Exercise brief:
Pick out all lines in the listing holding the string "Крым" and copy them.

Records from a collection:
-=-=-

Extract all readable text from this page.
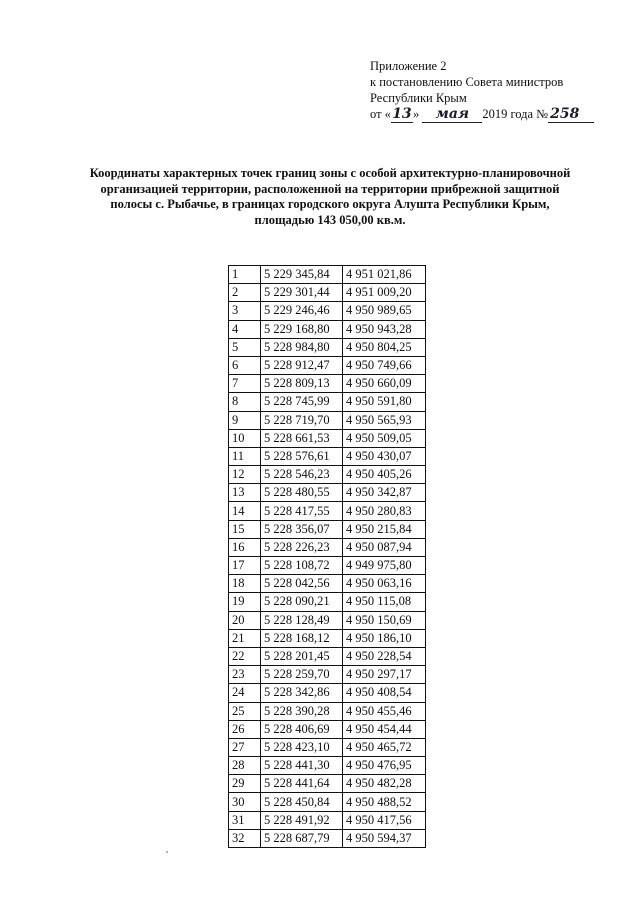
Приложение 2
к постановлению Совета министров
Республики Крым
от «13» мая 2019 года № 258
Координаты характерных точек границ зоны с особой архитектурно-планировочной
организацией территории, расположенной на территории прибрежной защитной
полосы с. Рыбачье, в границах городского округа Алушта Республики Крым,
площадью 143 050,00 кв.м.
1	5 229 345,84	4 951 021,86
2	5 229 301,44	4 951 009,20
3	5 229 246,46	4 950 989,65
4	5 229 168,80	4 950 943,28
5	5 228 984,80	4 950 804,25
6	5 228 912,47	4 950 749,66
7	5 228 809,13	4 950 660,09
8	5 228 745,99	4 950 591,80
9	5 228 719,70	4 950 565,93
10	5 228 661,53	4 950 509,05
11	5 228 576,61	4 950 430,07
12	5 228 546,23	4 950 405,26
13	5 228 480,55	4 950 342,87
14	5 228 417,55	4 950 280,83
15	5 228 356,07	4 950 215,84
16	5 228 226,23	4 950 087,94
17	5 228 108,72	4 949 975,80
18	5 228 042,56	4 950 063,16
19	5 228 090,21	4 950 115,08
20	5 228 128,49	4 950 150,69
21	5 228 168,12	4 950 186,10
22	5 228 201,45	4 950 228,54
23	5 228 259,70	4 950 297,17
24	5 228 342,86	4 950 408,54
25	5 228 390,28	4 950 455,46
26	5 228 406,69	4 950 454,44
27	5 228 423,10	4 950 465,72
28	5 228 441,30	4 950 476,95
29	5 228 441,64	4 950 482,28
30	5 228 450,84	4 950 488,52
31	5 228 491,92	4 950 417,56
32	5 228 687,79	4 950 594,37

-=-=-

Reply:
Республики Крым
полосы с. Рыбачье, в границах городского округа Алушта Республики Крым,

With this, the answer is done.